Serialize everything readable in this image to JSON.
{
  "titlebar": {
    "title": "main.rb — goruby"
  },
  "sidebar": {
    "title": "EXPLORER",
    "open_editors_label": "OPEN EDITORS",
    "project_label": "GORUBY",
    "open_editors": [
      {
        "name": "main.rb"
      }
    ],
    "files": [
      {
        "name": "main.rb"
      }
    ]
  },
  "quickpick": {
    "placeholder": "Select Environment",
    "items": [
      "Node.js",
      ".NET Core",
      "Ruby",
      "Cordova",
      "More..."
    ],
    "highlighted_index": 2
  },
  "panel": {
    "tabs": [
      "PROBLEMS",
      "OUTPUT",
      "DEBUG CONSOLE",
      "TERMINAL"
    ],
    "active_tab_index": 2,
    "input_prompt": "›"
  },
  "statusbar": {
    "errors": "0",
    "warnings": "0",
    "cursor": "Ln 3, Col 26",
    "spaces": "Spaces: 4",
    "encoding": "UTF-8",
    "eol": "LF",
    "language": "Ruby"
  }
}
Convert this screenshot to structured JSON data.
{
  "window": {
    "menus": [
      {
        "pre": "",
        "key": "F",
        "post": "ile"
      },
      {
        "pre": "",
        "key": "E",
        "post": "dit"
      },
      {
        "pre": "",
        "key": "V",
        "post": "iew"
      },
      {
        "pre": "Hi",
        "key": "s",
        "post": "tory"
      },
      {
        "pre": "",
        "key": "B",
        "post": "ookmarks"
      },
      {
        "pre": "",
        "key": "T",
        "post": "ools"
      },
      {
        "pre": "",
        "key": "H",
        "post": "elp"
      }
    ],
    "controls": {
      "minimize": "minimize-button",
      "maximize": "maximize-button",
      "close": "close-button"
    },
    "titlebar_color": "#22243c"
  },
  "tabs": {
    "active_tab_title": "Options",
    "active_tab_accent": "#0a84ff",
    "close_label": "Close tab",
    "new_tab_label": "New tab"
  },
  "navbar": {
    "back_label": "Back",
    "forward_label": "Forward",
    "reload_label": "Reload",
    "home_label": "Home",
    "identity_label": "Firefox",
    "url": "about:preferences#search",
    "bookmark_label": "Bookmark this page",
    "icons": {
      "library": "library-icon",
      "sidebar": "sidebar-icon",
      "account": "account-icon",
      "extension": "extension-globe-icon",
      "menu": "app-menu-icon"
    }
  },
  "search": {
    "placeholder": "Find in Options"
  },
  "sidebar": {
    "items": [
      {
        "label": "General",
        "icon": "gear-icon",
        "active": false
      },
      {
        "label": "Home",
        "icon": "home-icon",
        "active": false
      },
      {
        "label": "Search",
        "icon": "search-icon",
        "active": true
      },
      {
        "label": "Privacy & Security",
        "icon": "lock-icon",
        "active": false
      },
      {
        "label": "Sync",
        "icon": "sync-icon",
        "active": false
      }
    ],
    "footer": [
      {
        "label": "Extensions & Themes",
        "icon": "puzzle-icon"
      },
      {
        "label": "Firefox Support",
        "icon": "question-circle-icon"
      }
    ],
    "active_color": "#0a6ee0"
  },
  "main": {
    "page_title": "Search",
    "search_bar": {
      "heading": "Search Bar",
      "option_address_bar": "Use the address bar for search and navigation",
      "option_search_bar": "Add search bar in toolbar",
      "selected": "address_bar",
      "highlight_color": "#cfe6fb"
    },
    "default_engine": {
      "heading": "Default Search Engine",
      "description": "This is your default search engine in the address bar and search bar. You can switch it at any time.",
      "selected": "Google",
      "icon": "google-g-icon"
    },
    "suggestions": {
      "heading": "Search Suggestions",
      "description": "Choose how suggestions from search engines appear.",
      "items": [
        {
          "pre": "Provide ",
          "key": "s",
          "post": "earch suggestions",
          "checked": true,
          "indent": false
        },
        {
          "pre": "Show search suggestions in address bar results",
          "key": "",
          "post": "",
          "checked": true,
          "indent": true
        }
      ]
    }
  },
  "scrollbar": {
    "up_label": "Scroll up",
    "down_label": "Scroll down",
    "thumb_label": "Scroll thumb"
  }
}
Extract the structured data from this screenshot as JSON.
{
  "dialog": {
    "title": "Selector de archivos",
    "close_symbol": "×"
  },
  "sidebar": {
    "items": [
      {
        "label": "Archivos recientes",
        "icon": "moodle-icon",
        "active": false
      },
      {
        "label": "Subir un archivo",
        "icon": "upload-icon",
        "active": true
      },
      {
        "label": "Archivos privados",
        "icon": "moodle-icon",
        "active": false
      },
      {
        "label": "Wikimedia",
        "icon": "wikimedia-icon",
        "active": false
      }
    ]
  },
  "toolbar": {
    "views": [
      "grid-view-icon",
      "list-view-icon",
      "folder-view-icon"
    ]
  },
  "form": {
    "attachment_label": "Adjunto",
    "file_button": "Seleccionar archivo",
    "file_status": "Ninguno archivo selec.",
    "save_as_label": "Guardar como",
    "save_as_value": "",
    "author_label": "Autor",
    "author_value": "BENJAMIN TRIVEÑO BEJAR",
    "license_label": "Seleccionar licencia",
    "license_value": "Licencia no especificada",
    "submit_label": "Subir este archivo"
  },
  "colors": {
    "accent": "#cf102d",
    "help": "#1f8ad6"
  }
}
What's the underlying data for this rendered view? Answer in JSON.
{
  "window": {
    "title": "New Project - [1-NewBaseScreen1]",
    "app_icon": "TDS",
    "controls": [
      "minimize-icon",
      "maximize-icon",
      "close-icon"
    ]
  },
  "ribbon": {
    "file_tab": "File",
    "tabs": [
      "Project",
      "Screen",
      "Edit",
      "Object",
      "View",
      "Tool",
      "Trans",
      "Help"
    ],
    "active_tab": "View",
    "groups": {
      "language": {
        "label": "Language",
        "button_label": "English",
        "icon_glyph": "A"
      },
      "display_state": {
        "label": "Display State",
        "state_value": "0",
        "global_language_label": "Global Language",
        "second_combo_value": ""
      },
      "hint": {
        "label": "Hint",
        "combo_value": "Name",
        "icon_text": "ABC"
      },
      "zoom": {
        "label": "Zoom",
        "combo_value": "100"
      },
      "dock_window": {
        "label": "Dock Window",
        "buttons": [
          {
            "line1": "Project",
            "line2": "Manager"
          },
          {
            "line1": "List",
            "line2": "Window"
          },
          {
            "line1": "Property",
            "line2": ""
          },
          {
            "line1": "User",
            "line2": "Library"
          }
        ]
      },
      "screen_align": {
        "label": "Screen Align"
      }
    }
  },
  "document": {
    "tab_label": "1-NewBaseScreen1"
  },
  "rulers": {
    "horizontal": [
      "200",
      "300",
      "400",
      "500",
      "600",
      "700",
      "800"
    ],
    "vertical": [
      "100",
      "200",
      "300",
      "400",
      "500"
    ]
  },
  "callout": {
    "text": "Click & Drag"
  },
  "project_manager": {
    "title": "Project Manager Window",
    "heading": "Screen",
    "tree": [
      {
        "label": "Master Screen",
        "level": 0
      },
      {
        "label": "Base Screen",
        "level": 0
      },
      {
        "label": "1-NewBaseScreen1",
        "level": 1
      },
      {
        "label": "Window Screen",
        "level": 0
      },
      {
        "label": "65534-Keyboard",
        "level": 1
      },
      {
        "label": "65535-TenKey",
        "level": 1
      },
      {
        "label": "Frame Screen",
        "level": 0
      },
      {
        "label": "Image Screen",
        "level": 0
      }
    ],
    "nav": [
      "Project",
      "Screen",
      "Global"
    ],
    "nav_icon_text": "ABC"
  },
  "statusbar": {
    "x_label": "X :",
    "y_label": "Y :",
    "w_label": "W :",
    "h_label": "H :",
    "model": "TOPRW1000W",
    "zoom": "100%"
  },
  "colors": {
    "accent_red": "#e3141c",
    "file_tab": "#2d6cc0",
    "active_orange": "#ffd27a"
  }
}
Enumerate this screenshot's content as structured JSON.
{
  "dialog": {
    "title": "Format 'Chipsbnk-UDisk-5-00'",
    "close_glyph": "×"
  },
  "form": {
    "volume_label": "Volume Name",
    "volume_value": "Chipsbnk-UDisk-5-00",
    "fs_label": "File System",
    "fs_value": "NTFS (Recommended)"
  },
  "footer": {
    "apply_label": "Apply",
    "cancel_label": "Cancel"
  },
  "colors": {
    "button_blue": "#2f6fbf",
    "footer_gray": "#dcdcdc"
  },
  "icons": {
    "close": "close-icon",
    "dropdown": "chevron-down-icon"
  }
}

WHAT IS NEEDED
Filter for "down". Return all lines that hold it.

SOLUTION TO THE PROBLEM
    "down_label": "Scroll down",
    "dropdown": "chevron-down-icon"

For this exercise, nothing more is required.